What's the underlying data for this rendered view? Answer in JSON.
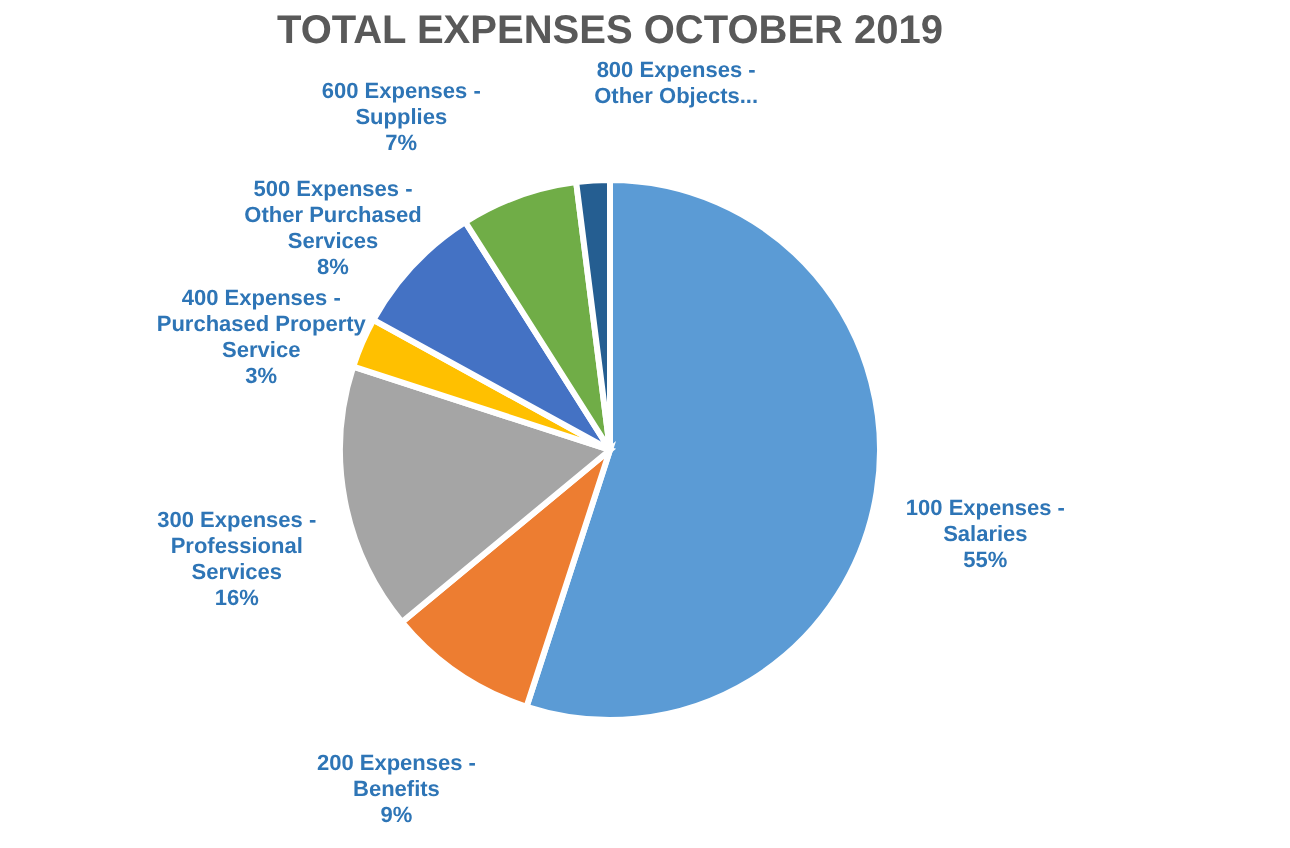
{
  "chart_data": {
    "type": "pie",
    "title": "TOTAL EXPENSES OCTOBER 2019",
    "categories": [
      "100 Expenses - Salaries",
      "200 Expenses - Benefits",
      "300 Expenses - Professional Services",
      "400 Expenses - Purchased Property Service",
      "500 Expenses - Other Purchased Services",
      "600 Expenses - Supplies",
      "800 Expenses - Other Objects..."
    ],
    "values": [
      55,
      9,
      16,
      3,
      8,
      7,
      2
    ],
    "colors": [
      "#5b9bd5",
      "#ed7d31",
      "#a5a5a5",
      "#ffc000",
      "#4472c4",
      "#70ad47",
      "#255e91"
    ],
    "value_labels": [
      "55%",
      "9%",
      "16%",
      "3%",
      "8%",
      "7%",
      null
    ],
    "legend": false
  }
}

━━━━━━

> _EXERCISE INSTRUCTIONS_
Write out the records above once more, word for word, with no pictures.

> _THE ANSWER_
What's the underlying data for this rendered view? Answer in JSON.
{
  "chart_data": {
    "type": "pie",
    "title": "TOTAL EXPENSES OCTOBER 2019",
    "categories": [
      "100 Expenses - Salaries",
      "200 Expenses - Benefits",
      "300 Expenses - Professional Services",
      "400 Expenses - Purchased Property Service",
      "500 Expenses - Other Purchased Services",
      "600 Expenses - Supplies",
      "800 Expenses - Other Objects..."
    ],
    "values": [
      55,
      9,
      16,
      3,
      8,
      7,
      2
    ],
    "colors": [
      "#5b9bd5",
      "#ed7d31",
      "#a5a5a5",
      "#ffc000",
      "#4472c4",
      "#70ad47",
      "#255e91"
    ],
    "value_labels": [
      "55%",
      "9%",
      "16%",
      "3%",
      "8%",
      "7%",
      null
    ],
    "legend": false
  }
}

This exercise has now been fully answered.